- [Source extract]:
>>>

By Caribbean News Global
GENEVA, Switzerland — Speaking at a press conference in Geneva, Dr Tedros Adhanom Ghebreyesus, director-general of the World Health Organization (WHO) announced that WHO is issuing guidance and criteria to help countries decide whether to recommend the use of medical and non-medical masks to prevent the spread of COVID-19.
“First and foremost, medical masks must be prioritized for health workers on the front lines of the response,” he said, expressing concern that the mass use of medical masks by the general population could exacerbate the global shortage for people who need them most. “In some places, these shortages are putting health workers in real danger.”
In healthcare facilities, WHO continues to recommend the use of medical masks, respirators and other personal protective equipment for health workers. In the community, it recommends the use of medical masks by people who are sick and those caring for a sick person at home.
He said countries could consider using masks in communities where other measures such as cleaning hands and physical distancing are more difficult to achieve because of lack of water or cramped living conditions. Masks, if worn, must be used safely and WHO has guidance on how to put on, take off and dispose of masks.
What is clear is that there is limited research in this area. He encouraged countries considering the use of masks for the general population to study their effectiveness. “Mask or no mask, there are proven things all of us can do to protect ourselves and others -– keep your distance, clean your hands, cough or sneeze into your elbow, and avoid touching your face.”
WHO’s strategic objectives for this response are to:
- Interrupt human-to-human transmission including reducing secondary infections among close contacts and health care workers, preventing transmission amplification events, and preventing further international spread*;
- Identify, isolate and care for patients early, including providing optimized care for infected patients;
- Identify and reduce transmission from the animal source;
- Address crucial unknowns regarding clinical severity, extent of transmission and infection, treatment options, and accelerate the development of diagnostics, therapeutics and vaccines;
- Communicate critical risk and event information to all communities and counter misinformation;
- Minimize social and economic impact through multisectoral partnerships.
This can be achieved through a combination of public health measures, such as rapid identification, diagnosis and management of the cases, identification and follow up of the contacts, infection prevention and control in health care settings, implementation of health measures for travelers, awareness-raising in the population and risk communication.

<<<

- [Information]:

>>>

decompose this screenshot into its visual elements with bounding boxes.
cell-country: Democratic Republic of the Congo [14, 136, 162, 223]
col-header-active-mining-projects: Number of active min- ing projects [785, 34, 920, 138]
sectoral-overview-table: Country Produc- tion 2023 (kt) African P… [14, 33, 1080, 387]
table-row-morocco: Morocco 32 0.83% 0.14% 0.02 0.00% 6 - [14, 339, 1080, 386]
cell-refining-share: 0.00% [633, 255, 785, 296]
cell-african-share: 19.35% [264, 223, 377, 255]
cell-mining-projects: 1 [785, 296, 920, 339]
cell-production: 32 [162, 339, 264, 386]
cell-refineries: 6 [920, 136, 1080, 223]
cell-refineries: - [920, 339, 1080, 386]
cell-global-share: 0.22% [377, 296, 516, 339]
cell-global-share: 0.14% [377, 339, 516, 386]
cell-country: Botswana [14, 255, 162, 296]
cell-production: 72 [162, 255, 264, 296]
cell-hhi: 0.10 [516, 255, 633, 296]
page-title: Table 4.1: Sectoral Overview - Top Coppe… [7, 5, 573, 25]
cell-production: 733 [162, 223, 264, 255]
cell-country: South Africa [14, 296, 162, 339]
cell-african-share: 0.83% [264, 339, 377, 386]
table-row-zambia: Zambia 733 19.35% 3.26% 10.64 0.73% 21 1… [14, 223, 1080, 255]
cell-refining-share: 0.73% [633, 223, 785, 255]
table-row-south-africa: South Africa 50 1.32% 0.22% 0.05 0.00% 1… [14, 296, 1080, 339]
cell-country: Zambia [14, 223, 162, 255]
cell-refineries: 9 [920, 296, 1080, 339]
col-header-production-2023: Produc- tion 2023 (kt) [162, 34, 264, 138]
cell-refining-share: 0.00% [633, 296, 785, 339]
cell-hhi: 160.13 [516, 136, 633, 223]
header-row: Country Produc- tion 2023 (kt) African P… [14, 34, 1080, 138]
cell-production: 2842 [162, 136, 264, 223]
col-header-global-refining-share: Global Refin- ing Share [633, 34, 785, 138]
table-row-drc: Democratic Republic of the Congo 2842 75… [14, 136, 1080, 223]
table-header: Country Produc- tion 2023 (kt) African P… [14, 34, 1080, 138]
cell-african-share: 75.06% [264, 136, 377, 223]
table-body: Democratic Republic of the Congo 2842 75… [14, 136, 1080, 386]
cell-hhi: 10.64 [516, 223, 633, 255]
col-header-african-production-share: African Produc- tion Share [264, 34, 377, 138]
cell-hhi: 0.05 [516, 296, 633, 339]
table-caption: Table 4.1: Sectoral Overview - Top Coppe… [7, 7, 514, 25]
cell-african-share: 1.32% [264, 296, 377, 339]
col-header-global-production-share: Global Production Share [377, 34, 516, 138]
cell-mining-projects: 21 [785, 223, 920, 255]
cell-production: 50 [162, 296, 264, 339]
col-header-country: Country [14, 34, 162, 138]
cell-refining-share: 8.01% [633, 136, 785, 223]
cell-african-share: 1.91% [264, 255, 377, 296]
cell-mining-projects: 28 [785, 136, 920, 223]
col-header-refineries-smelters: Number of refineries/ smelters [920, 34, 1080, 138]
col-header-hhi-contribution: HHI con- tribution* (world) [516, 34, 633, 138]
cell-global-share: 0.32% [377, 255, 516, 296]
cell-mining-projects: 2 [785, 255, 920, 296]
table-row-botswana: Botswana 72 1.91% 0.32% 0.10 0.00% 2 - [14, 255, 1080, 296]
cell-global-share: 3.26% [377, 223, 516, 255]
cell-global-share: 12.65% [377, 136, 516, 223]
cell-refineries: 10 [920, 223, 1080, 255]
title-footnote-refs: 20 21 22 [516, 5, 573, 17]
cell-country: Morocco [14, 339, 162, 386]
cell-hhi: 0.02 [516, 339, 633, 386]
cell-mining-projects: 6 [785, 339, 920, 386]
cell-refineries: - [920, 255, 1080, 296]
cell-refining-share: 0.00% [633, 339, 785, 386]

<<<

- [Questions on the material]:
(1) Quote the stretch of the WHO mask article from "In healthcare facilities, WHO" through "person at home.".
(2) Answer these questions from the WHO mask article:
(a) In what city was the press conference held?
(b) In the community, who does WHO recommend should use medical masks?
(c) Through what kind of partnerships does WHO aim to minimize social and economic impact?

- [Answers given]:
(1)
In healthcare facilities, WHO continues to recommend the use of medical masks, respirators and other personal protective equipment for health workers. In the community, it recommends the use of medical masks by people who are sick and those caring for a sick person at home.

(2)
(a) Geneva, Switzerland.
(b) People who are sick and those caring for a sick person at home.
(c) Multisectoral partnerships.